Stored dataset items
↓↓↓

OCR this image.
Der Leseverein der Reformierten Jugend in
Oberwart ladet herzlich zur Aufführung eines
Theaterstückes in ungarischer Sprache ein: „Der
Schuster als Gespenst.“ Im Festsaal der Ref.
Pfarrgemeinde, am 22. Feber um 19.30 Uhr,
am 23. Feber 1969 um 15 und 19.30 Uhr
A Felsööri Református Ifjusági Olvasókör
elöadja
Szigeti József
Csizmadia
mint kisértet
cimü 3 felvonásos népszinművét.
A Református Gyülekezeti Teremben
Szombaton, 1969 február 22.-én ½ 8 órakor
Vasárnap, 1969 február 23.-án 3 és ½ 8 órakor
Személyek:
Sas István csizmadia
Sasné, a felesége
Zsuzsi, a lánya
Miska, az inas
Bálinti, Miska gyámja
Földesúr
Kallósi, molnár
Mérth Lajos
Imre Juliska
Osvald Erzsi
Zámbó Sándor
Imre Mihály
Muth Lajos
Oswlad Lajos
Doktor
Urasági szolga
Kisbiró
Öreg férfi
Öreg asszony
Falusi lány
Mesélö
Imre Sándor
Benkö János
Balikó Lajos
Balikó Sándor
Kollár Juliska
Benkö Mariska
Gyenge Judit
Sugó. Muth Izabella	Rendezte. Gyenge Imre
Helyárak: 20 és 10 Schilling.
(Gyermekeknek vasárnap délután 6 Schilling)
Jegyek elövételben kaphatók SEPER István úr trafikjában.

↑↑↑

> [TASK INSTRUCTIONS]
Tell how many lines in the records above contain "február", giving the number and no other words.

> [THE COMPLETED TASK]
2